— The task —
Reproduce the records below, replacing "Slant Range" with "Slant Distance" and leaving everything else unchanged. Omit the pictures from your answer.

— Records for processing —

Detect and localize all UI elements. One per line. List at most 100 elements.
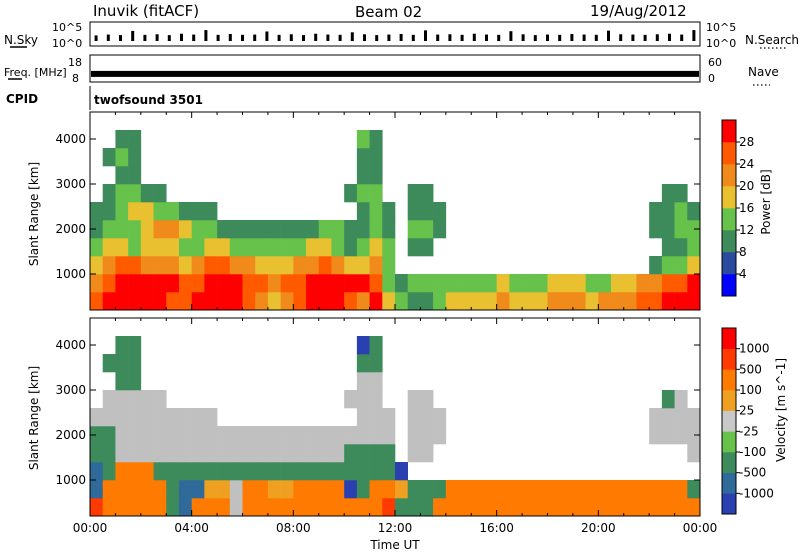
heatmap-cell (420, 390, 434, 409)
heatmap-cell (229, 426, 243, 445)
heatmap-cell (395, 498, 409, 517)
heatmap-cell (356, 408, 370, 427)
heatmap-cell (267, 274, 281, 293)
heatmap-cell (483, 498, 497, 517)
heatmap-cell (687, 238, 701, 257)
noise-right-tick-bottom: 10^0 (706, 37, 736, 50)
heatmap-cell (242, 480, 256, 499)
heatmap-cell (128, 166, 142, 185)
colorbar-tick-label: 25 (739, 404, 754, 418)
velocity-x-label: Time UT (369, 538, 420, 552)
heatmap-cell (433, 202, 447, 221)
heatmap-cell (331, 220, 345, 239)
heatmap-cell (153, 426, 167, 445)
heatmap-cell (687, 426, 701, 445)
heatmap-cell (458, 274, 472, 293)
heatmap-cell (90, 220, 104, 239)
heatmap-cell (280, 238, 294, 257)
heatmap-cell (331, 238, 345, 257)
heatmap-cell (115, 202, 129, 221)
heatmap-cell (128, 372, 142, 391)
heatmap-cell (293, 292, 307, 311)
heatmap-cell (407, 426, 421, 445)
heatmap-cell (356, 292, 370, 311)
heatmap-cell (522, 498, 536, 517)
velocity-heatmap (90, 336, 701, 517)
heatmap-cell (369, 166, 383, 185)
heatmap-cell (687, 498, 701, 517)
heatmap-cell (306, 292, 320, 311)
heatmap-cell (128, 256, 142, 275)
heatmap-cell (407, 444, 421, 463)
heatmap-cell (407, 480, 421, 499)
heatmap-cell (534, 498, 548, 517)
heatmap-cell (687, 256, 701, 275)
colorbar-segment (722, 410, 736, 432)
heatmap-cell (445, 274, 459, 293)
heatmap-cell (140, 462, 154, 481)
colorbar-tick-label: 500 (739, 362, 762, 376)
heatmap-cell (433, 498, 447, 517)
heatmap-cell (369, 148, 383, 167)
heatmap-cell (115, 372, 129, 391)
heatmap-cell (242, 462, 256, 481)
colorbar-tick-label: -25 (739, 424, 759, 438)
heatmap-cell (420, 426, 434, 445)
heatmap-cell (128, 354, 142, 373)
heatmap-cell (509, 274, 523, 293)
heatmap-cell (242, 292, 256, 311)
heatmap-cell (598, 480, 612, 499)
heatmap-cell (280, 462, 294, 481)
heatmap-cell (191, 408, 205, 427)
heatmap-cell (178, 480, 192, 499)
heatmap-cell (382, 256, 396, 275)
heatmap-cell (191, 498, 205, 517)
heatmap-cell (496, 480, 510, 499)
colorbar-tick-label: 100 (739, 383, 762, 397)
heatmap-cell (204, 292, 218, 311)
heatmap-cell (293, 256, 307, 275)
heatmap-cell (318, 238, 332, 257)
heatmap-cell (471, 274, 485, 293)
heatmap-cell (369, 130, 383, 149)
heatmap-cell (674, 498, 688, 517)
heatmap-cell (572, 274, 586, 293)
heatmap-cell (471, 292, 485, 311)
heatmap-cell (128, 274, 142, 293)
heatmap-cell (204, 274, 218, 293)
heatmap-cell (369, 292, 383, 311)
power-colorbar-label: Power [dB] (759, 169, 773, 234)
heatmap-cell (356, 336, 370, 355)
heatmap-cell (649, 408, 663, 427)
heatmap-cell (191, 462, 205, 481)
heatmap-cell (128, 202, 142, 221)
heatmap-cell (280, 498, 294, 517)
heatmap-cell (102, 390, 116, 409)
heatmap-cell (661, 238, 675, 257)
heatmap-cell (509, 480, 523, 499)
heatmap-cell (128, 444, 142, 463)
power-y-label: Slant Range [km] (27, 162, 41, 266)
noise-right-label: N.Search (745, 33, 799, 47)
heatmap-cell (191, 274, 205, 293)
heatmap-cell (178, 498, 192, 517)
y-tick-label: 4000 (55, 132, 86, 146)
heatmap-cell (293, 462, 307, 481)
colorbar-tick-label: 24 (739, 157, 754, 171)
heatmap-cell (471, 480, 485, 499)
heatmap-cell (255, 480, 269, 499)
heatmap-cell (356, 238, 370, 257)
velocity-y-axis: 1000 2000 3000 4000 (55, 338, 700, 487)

— Answer for the task —
Detect and localize all UI elements. One per line. List at most 100 elements.
heatmap-cell (420, 390, 434, 409)
heatmap-cell (229, 426, 243, 445)
heatmap-cell (395, 498, 409, 517)
heatmap-cell (356, 408, 370, 427)
heatmap-cell (267, 274, 281, 293)
heatmap-cell (483, 498, 497, 517)
heatmap-cell (687, 238, 701, 257)
noise-right-tick-bottom: 10^0 (706, 37, 736, 50)
heatmap-cell (242, 480, 256, 499)
heatmap-cell (128, 166, 142, 185)
colorbar-tick-label: 25 (739, 404, 754, 418)
velocity-x-label: Time UT (369, 538, 420, 552)
heatmap-cell (433, 202, 447, 221)
heatmap-cell (331, 220, 345, 239)
heatmap-cell (153, 426, 167, 445)
heatmap-cell (687, 426, 701, 445)
heatmap-cell (458, 274, 472, 293)
heatmap-cell (90, 220, 104, 239)
heatmap-cell (280, 238, 294, 257)
heatmap-cell (331, 238, 345, 257)
heatmap-cell (115, 202, 129, 221)
heatmap-cell (128, 372, 142, 391)
heatmap-cell (293, 292, 307, 311)
heatmap-cell (407, 426, 421, 445)
heatmap-cell (356, 292, 370, 311)
heatmap-cell (522, 498, 536, 517)
velocity-heatmap (90, 336, 701, 517)
heatmap-cell (369, 166, 383, 185)
heatmap-cell (687, 498, 701, 517)
heatmap-cell (306, 292, 320, 311)
heatmap-cell (128, 256, 142, 275)
heatmap-cell (407, 444, 421, 463)
heatmap-cell (407, 480, 421, 499)
heatmap-cell (534, 498, 548, 517)
heatmap-cell (687, 256, 701, 275)
colorbar-segment (722, 410, 736, 432)
heatmap-cell (445, 274, 459, 293)
heatmap-cell (140, 462, 154, 481)
colorbar-tick-label: 500 (739, 362, 762, 376)
heatmap-cell (433, 498, 447, 517)
heatmap-cell (369, 148, 383, 167)
heatmap-cell (115, 372, 129, 391)
heatmap-cell (242, 462, 256, 481)
colorbar-tick-label: -25 (739, 424, 759, 438)
heatmap-cell (420, 426, 434, 445)
heatmap-cell (128, 354, 142, 373)
heatmap-cell (509, 274, 523, 293)
heatmap-cell (242, 292, 256, 311)
heatmap-cell (598, 480, 612, 499)
heatmap-cell (280, 462, 294, 481)
heatmap-cell (191, 408, 205, 427)
heatmap-cell (178, 480, 192, 499)
heatmap-cell (382, 256, 396, 275)
heatmap-cell (191, 498, 205, 517)
heatmap-cell (496, 480, 510, 499)
colorbar-tick-label: 100 (739, 383, 762, 397)
heatmap-cell (204, 292, 218, 311)
heatmap-cell (293, 256, 307, 275)
heatmap-cell (318, 238, 332, 257)
heatmap-cell (471, 274, 485, 293)
heatmap-cell (369, 130, 383, 149)
heatmap-cell (674, 498, 688, 517)
heatmap-cell (572, 274, 586, 293)
heatmap-cell (471, 292, 485, 311)
heatmap-cell (128, 274, 142, 293)
heatmap-cell (204, 274, 218, 293)
heatmap-cell (369, 292, 383, 311)
power-colorbar-label: Power [dB] (759, 169, 773, 234)
heatmap-cell (356, 336, 370, 355)
heatmap-cell (649, 408, 663, 427)
heatmap-cell (191, 462, 205, 481)
heatmap-cell (128, 202, 142, 221)
heatmap-cell (280, 498, 294, 517)
heatmap-cell (102, 390, 116, 409)
heatmap-cell (661, 238, 675, 257)
heatmap-cell (509, 480, 523, 499)
heatmap-cell (128, 444, 142, 463)
power-y-label: Slant Distance [km] (27, 162, 41, 266)
noise-right-label: N.Search (745, 33, 799, 47)
heatmap-cell (191, 274, 205, 293)
heatmap-cell (178, 498, 192, 517)
y-tick-label: 4000 (55, 132, 86, 146)
heatmap-cell (293, 462, 307, 481)
colorbar-tick-label: 24 (739, 157, 754, 171)
heatmap-cell (471, 480, 485, 499)
heatmap-cell (255, 480, 269, 499)
heatmap-cell (356, 238, 370, 257)
velocity-y-axis: 1000 2000 3000 4000 (55, 338, 700, 487)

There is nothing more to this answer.